Exercise requirements
Copy everything in the data below exactly except the pictures.

Source material
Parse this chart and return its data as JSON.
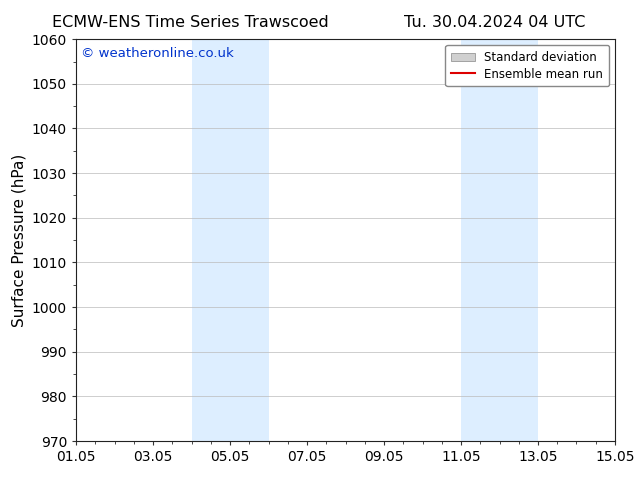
{
  "title_left": "ECMW-ENS Time Series Trawscoed",
  "title_right": "Tu. 30.04.2024 04 UTC",
  "ylabel": "Surface Pressure (hPa)",
  "ylim": [
    970,
    1060
  ],
  "yticks": [
    970,
    980,
    990,
    1000,
    1010,
    1020,
    1030,
    1040,
    1050,
    1060
  ],
  "xlim": [
    1,
    15
  ],
  "xtick_positions": [
    1,
    3,
    5,
    7,
    9,
    11,
    13,
    15
  ],
  "xtick_labels": [
    "01.05",
    "03.05",
    "05.05",
    "07.05",
    "09.05",
    "11.05",
    "13.05",
    "15.05"
  ],
  "shaded_bands": [
    {
      "x_start": 4.0,
      "x_end": 6.0
    },
    {
      "x_start": 11.0,
      "x_end": 13.0
    }
  ],
  "shade_color": "#ddeeff",
  "background_color": "#ffffff",
  "watermark_text": "© weatheronline.co.uk",
  "watermark_color": "#0033cc",
  "legend_items": [
    {
      "label": "Standard deviation",
      "color": "#d0d0d0",
      "type": "patch"
    },
    {
      "label": "Ensemble mean run",
      "color": "#dd0000",
      "type": "line"
    }
  ],
  "title_fontsize": 11.5,
  "tick_fontsize": 10,
  "ylabel_fontsize": 11
}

Answer below
Parse this chart and return its data as JSON.
{
  "title_left": "ECMW-ENS Time Series Trawscoed",
  "title_right": "Tu. 30.04.2024 04 UTC",
  "ylabel": "Surface Pressure (hPa)",
  "ylim": [
    970,
    1060
  ],
  "yticks": [
    970,
    980,
    990,
    1000,
    1010,
    1020,
    1030,
    1040,
    1050,
    1060
  ],
  "xlim": [
    1,
    15
  ],
  "xtick_positions": [
    1,
    3,
    5,
    7,
    9,
    11,
    13,
    15
  ],
  "xtick_labels": [
    "01.05",
    "03.05",
    "05.05",
    "07.05",
    "09.05",
    "11.05",
    "13.05",
    "15.05"
  ],
  "shaded_bands": [
    {
      "x_start": 4.0,
      "x_end": 6.0
    },
    {
      "x_start": 11.0,
      "x_end": 13.0
    }
  ],
  "shade_color": "#ddeeff",
  "background_color": "#ffffff",
  "watermark_text": "© weatheronline.co.uk",
  "watermark_color": "#0033cc",
  "legend_items": [
    {
      "label": "Standard deviation",
      "color": "#d0d0d0",
      "type": "patch"
    },
    {
      "label": "Ensemble mean run",
      "color": "#dd0000",
      "type": "line"
    }
  ],
  "title_fontsize": 11.5,
  "tick_fontsize": 10,
  "ylabel_fontsize": 11
}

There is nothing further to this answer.